● **Work to be completed**
Collect from the data below each line with "Kitendo".

● **Data provided**
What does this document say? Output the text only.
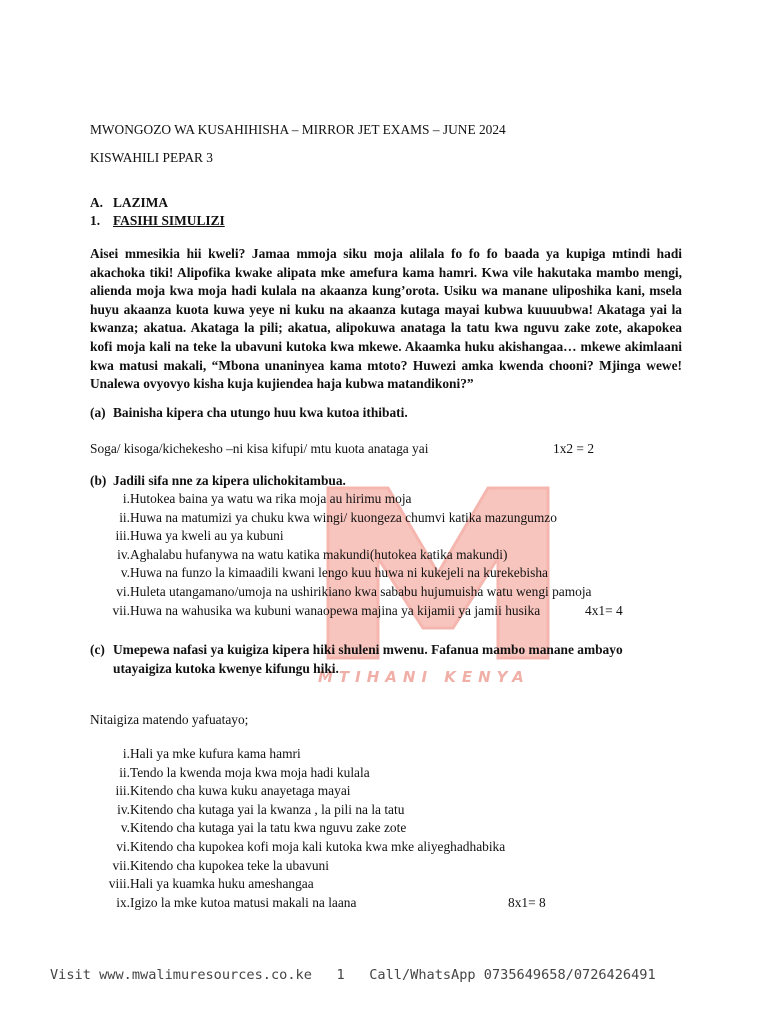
MTIHANI KENYA
MWONGOZO WA KUSAHIHISHA – MIRROR JET EXAMS – JUNE 2024
KISWAHILI PEPAR 3
A. LAZIMA
1. FASIHI SIMULIZI
Aisei mmesikia hii kweli? Jamaa mmoja siku moja alilala fo fo fo baada ya kupiga mtindi hadi akachoka tiki! Alipofika kwake alipata mke amefura kama hamri. Kwa vile hakutaka mambo mengi, alienda moja kwa moja hadi kulala na akaanza kung’orota. Usiku wa manane uliposhika kani, msela huyu akaanza kuota kuwa yeye ni kuku na akaanza kutaga mayai kubwa kuuuubwa! Akataga yai la kwanza; akatua. Akataga la pili; akatua, alipokuwa anataga la tatu kwa nguvu zake zote, akapokea kofi moja kali na teke la ubavuni kutoka kwa mkewe. Akaamka huku akishangaa… mkewe akimlaani kwa matusi makali, “Mbona unaninyea kama mtoto? Huwezi amka kwenda chooni? Mjinga wewe! Unalewa ovyovyo kisha kuja kujiendea haja kubwa matandikoni?”
(a) Bainisha kipera cha utungo huu kwa kutoa ithibati.
Soga/ kisoga/kichekesho –ni kisa kifupi/ mtu kuota anataga yai	1x2 = 2
(b) Jadili sifa nne za kipera ulichokitambua.
i. Hutokea baina ya watu wa rika moja au hirimu moja
ii. Huwa na matumizi ya chuku kwa wingi/ kuongeza chumvi katika mazungumzo
iii. Huwa ya kweli au ya kubuni
iv. Aghalabu hufanywa na watu katika makundi(hutokea katika makundi)
v. Huwa na funzo la kimaadili kwani lengo kuu huwa ni kukejeli na kurekebisha
vi. Huleta utangamano/umoja na ushirikiano kwa sababu hujumuisha watu wengi pamoja
vii. Huwa na wahusika wa kubuni wanaopewa majina ya kijamii ya jamii husika	4x1= 4
(c) Umepewa nafasi ya kuigiza kipera hiki shuleni mwenu. Fafanua mambo manane ambayo
utayaigiza kutoka kwenye kifungu hiki.
Nitaigiza matendo yafuatayo;
i. Hali ya mke kufura kama hamri
ii. Tendo la kwenda moja kwa moja hadi kulala
iii. Kitendo cha kuwa kuku anayetaga mayai
iv. Kitendo cha kutaga yai la kwanza , la pili na la tatu
v. Kitendo cha kutaga yai la tatu kwa nguvu zake zote
vi. Kitendo cha kupokea kofi moja kali kutoka kwa mke aliyeghadhabika
vii. Kitendo cha kupokea teke la ubavuni
viii. Hali ya kuamka huku ameshangaa
ix. Igizo la mke kutoa matusi makali na laana	8x1= 8
Visit www.mwalimuresources.co.ke 1 Call/WhatsApp 0735649658/0726426491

● **Right answer**
iii. Kitendo cha kuwa kuku anayetaga mayai
iv. Kitendo cha kutaga yai la kwanza , la pili na la tatu
v. Kitendo cha kutaga yai la tatu kwa nguvu zake zote
vi. Kitendo cha kupokea kofi moja kali kutoka kwa mke aliyeghadhabika
vii. Kitendo cha kupokea teke la ubavuni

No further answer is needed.